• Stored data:
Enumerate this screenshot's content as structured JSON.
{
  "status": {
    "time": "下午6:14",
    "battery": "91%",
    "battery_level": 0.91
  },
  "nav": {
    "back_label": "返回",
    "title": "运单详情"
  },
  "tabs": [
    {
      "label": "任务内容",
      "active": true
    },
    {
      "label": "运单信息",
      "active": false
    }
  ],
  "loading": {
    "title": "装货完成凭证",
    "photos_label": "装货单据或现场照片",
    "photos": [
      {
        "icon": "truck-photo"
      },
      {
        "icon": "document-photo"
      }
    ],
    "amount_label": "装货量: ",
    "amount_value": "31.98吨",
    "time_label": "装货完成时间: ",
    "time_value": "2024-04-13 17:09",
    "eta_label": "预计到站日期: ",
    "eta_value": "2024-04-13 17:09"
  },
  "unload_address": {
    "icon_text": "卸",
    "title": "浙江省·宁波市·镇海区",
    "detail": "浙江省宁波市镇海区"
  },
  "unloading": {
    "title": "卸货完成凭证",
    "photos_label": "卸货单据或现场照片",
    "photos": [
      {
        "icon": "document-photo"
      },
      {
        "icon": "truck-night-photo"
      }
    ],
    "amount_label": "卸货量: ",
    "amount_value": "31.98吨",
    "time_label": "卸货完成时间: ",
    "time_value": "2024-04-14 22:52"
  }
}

• Your instructions: Retype all the records, matching them exactly.

• The answer:
Enumerate this screenshot's content as structured JSON.
{
  "status": {
    "time": "下午6:14",
    "battery": "91%",
    "battery_level": 0.91
  },
  "nav": {
    "back_label": "返回",
    "title": "运单详情"
  },
  "tabs": [
    {
      "label": "任务内容",
      "active": true
    },
    {
      "label": "运单信息",
      "active": false
    }
  ],
  "loading": {
    "title": "装货完成凭证",
    "photos_label": "装货单据或现场照片",
    "photos": [
      {
        "icon": "truck-photo"
      },
      {
        "icon": "document-photo"
      }
    ],
    "amount_label": "装货量: ",
    "amount_value": "31.98吨",
    "time_label": "装货完成时间: ",
    "time_value": "2024-04-13 17:09",
    "eta_label": "预计到站日期: ",
    "eta_value": "2024-04-13 17:09"
  },
  "unload_address": {
    "icon_text": "卸",
    "title": "浙江省·宁波市·镇海区",
    "detail": "浙江省宁波市镇海区"
  },
  "unloading": {
    "title": "卸货完成凭证",
    "photos_label": "卸货单据或现场照片",
    "photos": [
      {
        "icon": "document-photo"
      },
      {
        "icon": "truck-night-photo"
      }
    ],
    "amount_label": "卸货量: ",
    "amount_value": "31.98吨",
    "time_label": "卸货完成时间: ",
    "time_value": "2024-04-14 22:52"
  }
}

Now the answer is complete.